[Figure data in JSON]
★ ★ ★

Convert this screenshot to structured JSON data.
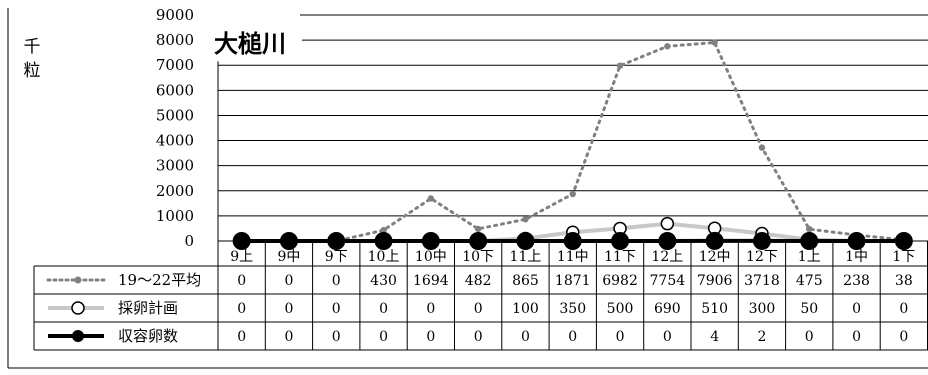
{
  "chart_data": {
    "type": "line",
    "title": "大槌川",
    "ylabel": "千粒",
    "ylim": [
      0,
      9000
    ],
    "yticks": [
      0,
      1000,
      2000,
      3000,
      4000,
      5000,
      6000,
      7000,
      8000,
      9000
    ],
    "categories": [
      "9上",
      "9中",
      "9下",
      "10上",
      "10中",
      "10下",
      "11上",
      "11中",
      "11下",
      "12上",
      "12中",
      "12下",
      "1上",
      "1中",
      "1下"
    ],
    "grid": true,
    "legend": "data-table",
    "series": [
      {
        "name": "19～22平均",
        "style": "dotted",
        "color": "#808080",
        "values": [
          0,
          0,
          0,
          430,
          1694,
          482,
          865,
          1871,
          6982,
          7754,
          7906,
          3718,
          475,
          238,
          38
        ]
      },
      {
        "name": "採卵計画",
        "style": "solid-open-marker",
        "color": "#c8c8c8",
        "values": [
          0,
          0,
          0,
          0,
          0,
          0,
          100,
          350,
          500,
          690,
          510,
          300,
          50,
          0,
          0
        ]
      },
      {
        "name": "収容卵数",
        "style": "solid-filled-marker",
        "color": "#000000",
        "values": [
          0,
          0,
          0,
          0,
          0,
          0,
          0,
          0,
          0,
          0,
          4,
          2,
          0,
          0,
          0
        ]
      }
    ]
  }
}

★ ★ ★

Select, from the listing, all lines that include the word "style".

        "style": "dotted",
        "style": "solid-open-marker",
        "style": "solid-filled-marker",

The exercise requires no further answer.